:: MATERIAL ::

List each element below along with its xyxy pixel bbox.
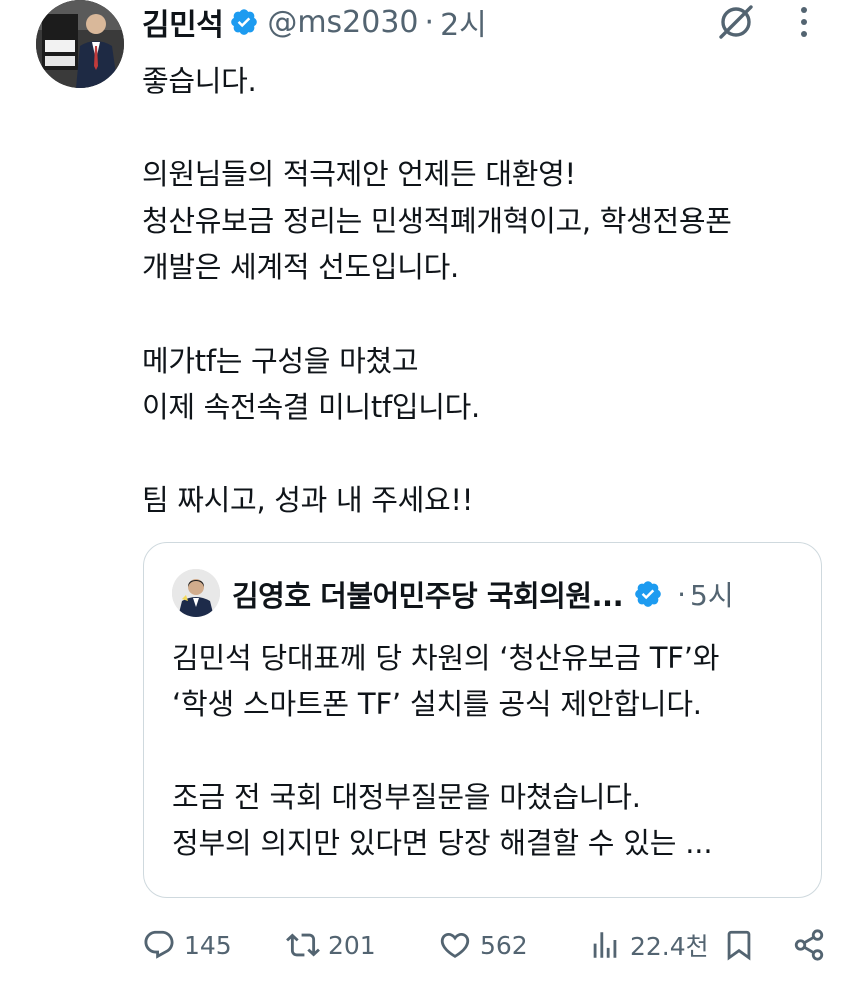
share-icon [794, 929, 824, 961]
post-header: 김민석 @ms2030 · 2시 [142, 0, 487, 44]
quoted-post-header: 김영호 더불어민주당 국회의원... · 5시 [232, 573, 734, 615]
header-separator: · [424, 4, 435, 40]
repost-icon [286, 933, 320, 957]
verified-badge-icon[interactable] [229, 7, 259, 37]
author-avatar[interactable] [36, 0, 124, 88]
grok-icon[interactable] [714, 0, 758, 44]
author-name[interactable]: 김민석 [142, 0, 224, 44]
quoted-header-separator: · [677, 577, 686, 611]
like-icon [440, 932, 470, 958]
post-timestamp[interactable]: 2시 [440, 0, 487, 44]
views-count: 22.4천 [630, 932, 709, 961]
post-text: 좋습니다. 의원님들의 적극제안 언제든 대환영! 청산유보금 정리는 민생적폐… [142, 64, 732, 518]
more-vertical-icon[interactable] [792, 4, 816, 40]
like-button[interactable]: 562 [438, 920, 528, 970]
reply-icon [144, 930, 174, 959]
quoted-post-timestamp: 5시 [690, 579, 734, 612]
bookmark-icon [727, 930, 751, 961]
verified-badge-icon [633, 579, 663, 609]
bookmark-button[interactable] [722, 920, 756, 970]
quoted-author-avatar[interactable] [172, 569, 220, 617]
share-button[interactable] [792, 920, 826, 970]
reply-count: 145 [184, 930, 232, 960]
quoted-post-card[interactable]: 김영호 더불어민주당 국회의원... · 5시 김민석 당대표께 당 차원의 ‘… [143, 542, 822, 898]
repost-count: 201 [328, 930, 376, 960]
views-button[interactable]: 22.4천 [588, 920, 709, 970]
author-handle[interactable]: @ms2030 [267, 5, 418, 40]
post-action-bar: 145 201 562 22.4천 [142, 920, 832, 970]
quoted-author-name[interactable]: 김영호 더불어민주당 국회의원... [232, 573, 624, 615]
like-count: 562 [480, 930, 528, 960]
repost-button[interactable]: 201 [286, 920, 376, 970]
quoted-post-text: 김민석 당대표께 당 차원의 ‘청산유보금 TF’와 ‘학생 스마트폰 TF’ … [172, 641, 720, 861]
views-icon [593, 932, 617, 958]
reply-button[interactable]: 145 [142, 920, 232, 970]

:::

WRITTEN PROBLEM
Edit the stretch of the data from the line containing "share-icon [794, 929, 824, 961]" through the end of the data so that "bookmark-button" becomes "save-button", and give only that stretch with every other word left as it stands.

RESPONSE TO THE EXERCISE
share-icon [794, 929, 824, 961]
post-header: 김민석 @ms2030 · 2시 [142, 0, 487, 44]
quoted-post-header: 김영호 더불어민주당 국회의원... · 5시 [232, 573, 734, 615]
header-separator: · [424, 4, 435, 40]
repost-icon [286, 933, 320, 957]
verified-badge-icon[interactable] [229, 7, 259, 37]
author-avatar[interactable] [36, 0, 124, 88]
grok-icon[interactable] [714, 0, 758, 44]
author-name[interactable]: 김민석 [142, 0, 224, 44]
quoted-header-separator: · [677, 577, 686, 611]
like-icon [440, 932, 470, 958]
post-timestamp[interactable]: 2시 [440, 0, 487, 44]
views-count: 22.4천 [630, 932, 709, 961]
post-text: 좋습니다. 의원님들의 적극제안 언제든 대환영! 청산유보금 정리는 민생적폐… [142, 64, 732, 518]
more-vertical-icon[interactable] [792, 4, 816, 40]
like-button[interactable]: 562 [438, 920, 528, 970]
reply-icon [144, 930, 174, 959]
quoted-post-timestamp: 5시 [690, 579, 734, 612]
bookmark-icon [727, 930, 751, 961]
verified-badge-icon [633, 579, 663, 609]
save-button[interactable] [722, 920, 756, 970]
quoted-author-avatar[interactable] [172, 569, 220, 617]
share-button[interactable] [792, 920, 826, 970]
reply-count: 145 [184, 930, 232, 960]
quoted-post-card[interactable]: 김영호 더불어민주당 국회의원... · 5시 김민석 당대표께 당 차원의 ‘… [143, 542, 822, 898]
repost-count: 201 [328, 930, 376, 960]
views-button[interactable]: 22.4천 [588, 920, 709, 970]
author-handle[interactable]: @ms2030 [267, 5, 418, 40]
post-action-bar: 145 201 562 22.4천 [142, 920, 832, 970]
quoted-author-name[interactable]: 김영호 더불어민주당 국회의원... [232, 573, 624, 615]
like-count: 562 [480, 930, 528, 960]
repost-button[interactable]: 201 [286, 920, 376, 970]
quoted-post-text: 김민석 당대표께 당 차원의 ‘청산유보금 TF’와 ‘학생 스마트폰 TF’ … [172, 641, 720, 861]
views-icon [593, 932, 617, 958]
reply-button[interactable]: 145 [142, 920, 232, 970]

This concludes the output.